» **Artigo**:
Uma vez instalados, a prioridade 1 era ir ao ICMbio nos apresentar e discutir um plano de trabalho. Encontramos com o Chefe do PARNA, Eduardo C. de Macedo, e funcionária Thayná J. Mello, responsável pela área de pesquisa dentro da unidade de conservação. De cara estava claro que tínhamos um entrave a falta de um cronograma de atividades definitivo. Ter um cronograma definitivo implicaria em fretar um barco de mergulho exclusivo, o que estava fora de nossas possibilidades. A melhor oferta que obtivemos foi de R$5.500,00/dia, caso a tivéssemos fechado até Dezembro do ano anterior. Mas, o contingenciamento pela CAPES dos recursos outorgados a nosso projeto, e a perspectiva de ter de gastar muito em Fortaleza para viabilizar nossas almejadas coletas em alto mar, impediu de todas as formas que considerássemos essa opção. Assim, chegamos à ilha sem um cronograma definitivo. Combinamos que tão logo o tivéssemos, informaríamos o ICMbio.

Próximo passo, operadoras de mergulho, para ver o que conseguíamos em termos de "desconto para pesquisadores", na esperança de não voltar de Noronha sem um mergulho na bagagem ao menos. Afinal, no mínimo mais minimalista, precisaríamos amostrar a Grande Esponja Barril. Lembram-se? Obviamente, não éramos seis pesquisadores na ilha à cata de uma esponja! Mas, se não conseguíssemos viabilizar os mergulhos SCUBA, ao menos snorkel faríamos.

Fechamos com a Atlantis (www.atlantisdivers.com.br). Conseguimos um preço especial, ainda bem mais caro que em Cabo Frio (RJ), porém bem melhor que aquele reinante em Noronha, de uma forma geral. Nos foi prometido também que se faria o possível para acomodar as escalas de mergulhos turísticos com nossa necessidade de visitar determinados pontos em busca de nossas esponjas. Isso teria sido muito mais fácil se tivéssemos condições de arcar com os custos de uma embarcação exclusiva. Mas como não era esse o caso, a preocupação da Atlantis em viabilizar nosso trabalho, nos deu um grande alívio.

Seria injusto de nossa parte não ressaltar o papel essencial prestado pela operadora de mergulho Mar de Noronha (www.facebook.com/mardenoronha), na icônica e simpática figura do Bodão, para o sucesso de nossas pesquisas. Em primeiro lugar, era através dos mergulhos de praia da Mar de Noronha que sabíamos que ao menos um SCUBA faríamos em Noronha, pois os custos aí eram bem mais acessíveis, e foram ainda mais graças ao "desconto pesquisador". Em segundo lugar, foi o Bodão que se prontificou a receber e armazenar o etanol que enviamos de Recife para Noronha de navio, já que no avião ele não viajaria nem por Decreto. Sem etanol em Noronha, estaríamos de mãos atadas, tendo de voltar alguns séculos na história e secar nossas esponjas ao sol. E como este foi o 1º mergulho que fizemos em Noronha, é dele que sairão as imagens da próxima postagem. Até lá!

TB'16 - Expedição TAXPOmol Biodescoberta 2016 (Dias 10-11)

» **Objetivo A**: No relato sobre a expedição a Noronha, por que a equipe chegou à ilha sem um cronograma definitivo de atividades? Responda em uma a três frases.
» **Objetivo B**: Retome o relato sobre a expedição a Noronha a partir do ponto em que o artigo termina.

» **Dados extraídos de uma coleção**:

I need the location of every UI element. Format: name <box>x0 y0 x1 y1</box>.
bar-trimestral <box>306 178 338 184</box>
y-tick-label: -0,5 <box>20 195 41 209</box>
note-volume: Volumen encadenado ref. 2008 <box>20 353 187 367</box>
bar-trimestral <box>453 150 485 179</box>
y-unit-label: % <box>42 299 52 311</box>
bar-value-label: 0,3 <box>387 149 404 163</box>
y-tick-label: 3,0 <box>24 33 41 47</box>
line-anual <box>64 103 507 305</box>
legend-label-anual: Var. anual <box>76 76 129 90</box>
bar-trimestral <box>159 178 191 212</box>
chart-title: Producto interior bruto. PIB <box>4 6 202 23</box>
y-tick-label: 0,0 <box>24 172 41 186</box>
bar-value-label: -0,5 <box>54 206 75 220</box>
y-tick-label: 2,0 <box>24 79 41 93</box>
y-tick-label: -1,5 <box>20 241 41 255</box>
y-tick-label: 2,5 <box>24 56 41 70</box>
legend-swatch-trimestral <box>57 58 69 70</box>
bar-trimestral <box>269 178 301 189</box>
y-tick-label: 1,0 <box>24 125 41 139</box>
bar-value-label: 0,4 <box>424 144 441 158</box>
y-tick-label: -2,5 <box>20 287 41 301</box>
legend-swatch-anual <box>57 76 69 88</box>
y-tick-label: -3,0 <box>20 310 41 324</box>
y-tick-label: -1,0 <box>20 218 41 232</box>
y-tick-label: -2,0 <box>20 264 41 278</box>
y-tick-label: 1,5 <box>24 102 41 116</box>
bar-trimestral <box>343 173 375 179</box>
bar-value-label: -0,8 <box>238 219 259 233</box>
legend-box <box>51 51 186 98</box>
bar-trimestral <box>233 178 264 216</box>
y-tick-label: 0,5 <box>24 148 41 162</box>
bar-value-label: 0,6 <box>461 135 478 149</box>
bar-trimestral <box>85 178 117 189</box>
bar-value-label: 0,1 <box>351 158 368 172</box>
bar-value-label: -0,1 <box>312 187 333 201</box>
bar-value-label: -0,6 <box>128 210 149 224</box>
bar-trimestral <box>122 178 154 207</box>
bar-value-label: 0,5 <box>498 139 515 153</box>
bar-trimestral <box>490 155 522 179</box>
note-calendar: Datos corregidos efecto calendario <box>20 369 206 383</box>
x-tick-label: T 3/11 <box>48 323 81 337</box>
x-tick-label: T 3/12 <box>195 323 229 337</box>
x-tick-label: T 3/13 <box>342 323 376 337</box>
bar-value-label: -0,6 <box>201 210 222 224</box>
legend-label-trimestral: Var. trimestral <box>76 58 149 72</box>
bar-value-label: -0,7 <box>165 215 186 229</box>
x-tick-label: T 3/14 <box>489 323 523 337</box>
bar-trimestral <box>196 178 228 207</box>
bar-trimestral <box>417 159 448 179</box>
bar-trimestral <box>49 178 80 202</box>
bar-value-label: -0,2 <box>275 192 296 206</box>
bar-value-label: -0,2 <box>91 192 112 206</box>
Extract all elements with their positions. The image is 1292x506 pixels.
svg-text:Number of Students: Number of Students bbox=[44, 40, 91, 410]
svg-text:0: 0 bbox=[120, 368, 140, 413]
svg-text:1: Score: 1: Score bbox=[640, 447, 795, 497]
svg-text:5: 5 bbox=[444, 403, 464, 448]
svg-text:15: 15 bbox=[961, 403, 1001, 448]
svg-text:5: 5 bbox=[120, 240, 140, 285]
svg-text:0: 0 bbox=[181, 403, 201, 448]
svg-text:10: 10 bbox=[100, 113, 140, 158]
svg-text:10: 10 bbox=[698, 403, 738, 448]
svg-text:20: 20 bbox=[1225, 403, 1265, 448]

» **Resposta escrita A**: Ter um cronograma definitivo exigiria fretar um barco de mergulho exclusivo, e a melhor oferta obtida foi de R$5.500,00 por dia. O contingenciamento pela CAPES dos recursos do projeto e a perspectiva de gastar muito em Fortaleza com as coletas em alto mar impediram que essa opção fosse considerada.

» **Resposta escrita B**:
10º e 11º dias da expedição (17-18/04/2016). Dia 16 tratamos de alcançar Pirangi, nossa próxima parada. Eu seguia com a Peugeot 2006 SW, mal conseguindo enxergar o espelho retrovisor em função do entulhamento de bagagens neste carro. No outro, um Gol sem direção, sem ar, sem rádio, e sem espelho retrovisor (ou quase isso), seguiam os demais expedicionários: Sula na direção, André, Humberto, Camille e Cristiana. O Gol tinha ainda a missão de encontrar com a Profa. Renata Mendonça da UFRN, que havía nos conseguido um transformador para usar com o microscópio, e nos cederia um pouco mais de solvente para preservação de amostras para estudo químico. Em Pirangi, o desafio era conseguir viabilizar um mergulho autônomo, pois havíamos visto as imagens recebidas de Lígia Rocha (http://pontadepirangi.org.br/). Infelizmente, os astros não estavam a nosso favor, e após movido meio mundo para viabilizar o mergulho de uma dupla nas localidades conhecidas como Mestre Vicente ou Barreirinhas, 30 min antes do horário combinado com o pescador Del, escutamos no Bom Dia RN a seguinte notícia:

"A Marinha do Brasil alerta aos navegantes da área do litoral do Rio Grande do Norte, sobre a previsão de Ressaca com ondas de SE/E de 2,5 metros, na área entre as cidades de MACEIÓ (AL) e TOUROS (RN), a partir de 18ABR16 das 12h00min até 21ABR16 às 06h00min;
A Capitania dos Portos recomenda que as embarcações de pequeno porte evitem navegar no mar nestes dias e que as demais embarcações redobrem a atenção quanto ao material de salvatagem, estado geral dos motores e casco, bomba de esgoto do porão, equipamentos de rádio e demais itens de segurança."

Resta-nos agradecer não apenas ao pescador Del que assegurou a embarcação e buscou formas de conseguir cilindros adicionais para SCUBA, ao Sr. Canindé da UFRN, que nos emprestou dois cilindros SCUBA cheios e algum lastro para reforçar o que trouxéramos, à Lígia e ao Guido do Projeto Ponta de Pirangi, pelos esforços para viabilizar essa coleta e as dicas de onde e como faze-la, à Profa. Renata Mendonça, pelo solvente adicional e transformador, e à Sra. Noelle da Pousada Os Sixties (https://www.airbnb.com.br/rooms/2706597), por nos permitir estacionar os veículos dentro de sua pousada por questão de segurança.

Porém. não ficaríamos a seco nos dois dias previstos para Pirangi em nosso cronograma, e assim foi. Mergulhos no entremarés nos dias 17 e 18, na localidade de Pirambúzios, apesar das condições totalmente adversas.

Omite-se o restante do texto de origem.